Dataset records
-- Start --

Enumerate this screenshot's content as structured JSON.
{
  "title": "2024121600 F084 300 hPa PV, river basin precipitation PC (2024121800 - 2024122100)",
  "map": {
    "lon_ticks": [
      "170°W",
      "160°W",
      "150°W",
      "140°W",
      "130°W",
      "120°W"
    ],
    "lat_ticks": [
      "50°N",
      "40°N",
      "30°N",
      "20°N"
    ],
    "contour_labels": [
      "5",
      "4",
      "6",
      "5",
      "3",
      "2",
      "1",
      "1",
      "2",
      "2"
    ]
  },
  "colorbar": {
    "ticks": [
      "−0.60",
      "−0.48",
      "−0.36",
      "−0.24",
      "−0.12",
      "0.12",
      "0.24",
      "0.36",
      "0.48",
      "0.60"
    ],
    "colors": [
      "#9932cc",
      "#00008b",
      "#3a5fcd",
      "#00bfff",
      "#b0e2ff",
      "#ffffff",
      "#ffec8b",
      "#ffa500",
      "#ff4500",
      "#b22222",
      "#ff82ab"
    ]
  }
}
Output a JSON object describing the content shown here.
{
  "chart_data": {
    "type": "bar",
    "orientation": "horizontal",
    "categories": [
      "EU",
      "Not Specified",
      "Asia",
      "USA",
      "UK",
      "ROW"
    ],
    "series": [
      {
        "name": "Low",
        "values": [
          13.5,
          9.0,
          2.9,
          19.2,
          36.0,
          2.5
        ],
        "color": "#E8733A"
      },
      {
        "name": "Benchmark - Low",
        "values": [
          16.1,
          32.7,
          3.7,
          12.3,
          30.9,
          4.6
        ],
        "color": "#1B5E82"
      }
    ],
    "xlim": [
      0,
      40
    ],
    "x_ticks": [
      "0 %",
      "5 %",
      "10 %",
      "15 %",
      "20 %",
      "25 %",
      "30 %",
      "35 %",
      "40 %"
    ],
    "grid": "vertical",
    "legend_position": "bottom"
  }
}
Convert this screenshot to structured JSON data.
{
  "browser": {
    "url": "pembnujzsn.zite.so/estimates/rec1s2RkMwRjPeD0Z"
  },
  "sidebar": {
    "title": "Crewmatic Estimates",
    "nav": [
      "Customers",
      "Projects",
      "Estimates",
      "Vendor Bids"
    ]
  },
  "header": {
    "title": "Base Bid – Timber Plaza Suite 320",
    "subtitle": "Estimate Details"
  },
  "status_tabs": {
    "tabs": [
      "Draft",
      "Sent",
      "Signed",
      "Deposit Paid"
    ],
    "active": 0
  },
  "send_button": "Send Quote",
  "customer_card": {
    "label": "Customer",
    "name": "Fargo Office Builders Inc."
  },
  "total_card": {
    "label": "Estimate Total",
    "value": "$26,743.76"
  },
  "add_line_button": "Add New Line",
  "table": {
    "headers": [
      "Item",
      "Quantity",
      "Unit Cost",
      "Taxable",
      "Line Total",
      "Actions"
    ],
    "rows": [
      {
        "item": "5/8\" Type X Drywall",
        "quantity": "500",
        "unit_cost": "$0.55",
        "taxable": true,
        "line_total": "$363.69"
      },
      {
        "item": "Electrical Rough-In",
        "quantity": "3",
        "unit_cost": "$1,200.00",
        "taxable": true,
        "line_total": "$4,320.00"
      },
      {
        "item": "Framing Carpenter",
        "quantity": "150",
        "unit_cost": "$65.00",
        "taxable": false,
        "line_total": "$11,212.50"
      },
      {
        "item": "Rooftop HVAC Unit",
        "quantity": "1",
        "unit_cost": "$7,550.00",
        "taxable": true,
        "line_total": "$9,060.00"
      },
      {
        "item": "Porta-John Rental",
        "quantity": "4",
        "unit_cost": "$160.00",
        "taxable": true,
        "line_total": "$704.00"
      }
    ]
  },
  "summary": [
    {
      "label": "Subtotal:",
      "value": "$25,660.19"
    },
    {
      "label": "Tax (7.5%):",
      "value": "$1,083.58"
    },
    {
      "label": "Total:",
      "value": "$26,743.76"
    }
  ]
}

-- End --

■ WHAT IS REQUIRED
Quote every record above exactly.

■ RESULT
Enumerate this screenshot's content as structured JSON.
{
  "title": "2024121600 F084 300 hPa PV, river basin precipitation PC (2024121800 - 2024122100)",
  "map": {
    "lon_ticks": [
      "170°W",
      "160°W",
      "150°W",
      "140°W",
      "130°W",
      "120°W"
    ],
    "lat_ticks": [
      "50°N",
      "40°N",
      "30°N",
      "20°N"
    ],
    "contour_labels": [
      "5",
      "4",
      "6",
      "5",
      "3",
      "2",
      "1",
      "1",
      "2",
      "2"
    ]
  },
  "colorbar": {
    "ticks": [
      "−0.60",
      "−0.48",
      "−0.36",
      "−0.24",
      "−0.12",
      "0.12",
      "0.24",
      "0.36",
      "0.48",
      "0.60"
    ],
    "colors": [
      "#9932cc",
      "#00008b",
      "#3a5fcd",
      "#00bfff",
      "#b0e2ff",
      "#ffffff",
      "#ffec8b",
      "#ffa500",
      "#ff4500",
      "#b22222",
      "#ff82ab"
    ]
  }
}
Output a JSON object describing the content shown here.
{
  "chart_data": {
    "type": "bar",
    "orientation": "horizontal",
    "categories": [
      "EU",
      "Not Specified",
      "Asia",
      "USA",
      "UK",
      "ROW"
    ],
    "series": [
      {
        "name": "Low",
        "values": [
          13.5,
          9.0,
          2.9,
          19.2,
          36.0,
          2.5
        ],
        "color": "#E8733A"
      },
      {
        "name": "Benchmark - Low",
        "values": [
          16.1,
          32.7,
          3.7,
          12.3,
          30.9,
          4.6
        ],
        "color": "#1B5E82"
      }
    ],
    "xlim": [
      0,
      40
    ],
    "x_ticks": [
      "0 %",
      "5 %",
      "10 %",
      "15 %",
      "20 %",
      "25 %",
      "30 %",
      "35 %",
      "40 %"
    ],
    "grid": "vertical",
    "legend_position": "bottom"
  }
}
Convert this screenshot to structured JSON data.
{
  "browser": {
    "url": "pembnujzsn.zite.so/estimates/rec1s2RkMwRjPeD0Z"
  },
  "sidebar": {
    "title": "Crewmatic Estimates",
    "nav": [
      "Customers",
      "Projects",
      "Estimates",
      "Vendor Bids"
    ]
  },
  "header": {
    "title": "Base Bid – Timber Plaza Suite 320",
    "subtitle": "Estimate Details"
  },
  "status_tabs": {
    "tabs": [
      "Draft",
      "Sent",
      "Signed",
      "Deposit Paid"
    ],
    "active": 0
  },
  "send_button": "Send Quote",
  "customer_card": {
    "label": "Customer",
    "name": "Fargo Office Builders Inc."
  },
  "total_card": {
    "label": "Estimate Total",
    "value": "$26,743.76"
  },
  "add_line_button": "Add New Line",
  "table": {
    "headers": [
      "Item",
      "Quantity",
      "Unit Cost",
      "Taxable",
      "Line Total",
      "Actions"
    ],
    "rows": [
      {
        "item": "5/8\" Type X Drywall",
        "quantity": "500",
        "unit_cost": "$0.55",
        "taxable": true,
        "line_total": "$363.69"
      },
      {
        "item": "Electrical Rough-In",
        "quantity": "3",
        "unit_cost": "$1,200.00",
        "taxable": true,
        "line_total": "$4,320.00"
      },
      {
        "item": "Framing Carpenter",
        "quantity": "150",
        "unit_cost": "$65.00",
        "taxable": false,
        "line_total": "$11,212.50"
      },
      {
        "item": "Rooftop HVAC Unit",
        "quantity": "1",
        "unit_cost": "$7,550.00",
        "taxable": true,
        "line_total": "$9,060.00"
      },
      {
        "item": "Porta-John Rental",
        "quantity": "4",
        "unit_cost": "$160.00",
        "taxable": true,
        "line_total": "$704.00"
      }
    ]
  },
  "summary": [
    {
      "label": "Subtotal:",
      "value": "$25,660.19"
    },
    {
      "label": "Tax (7.5%):",
      "value": "$1,083.58"
    },
    {
      "label": "Total:",
      "value": "$26,743.76"
    }
  ]
}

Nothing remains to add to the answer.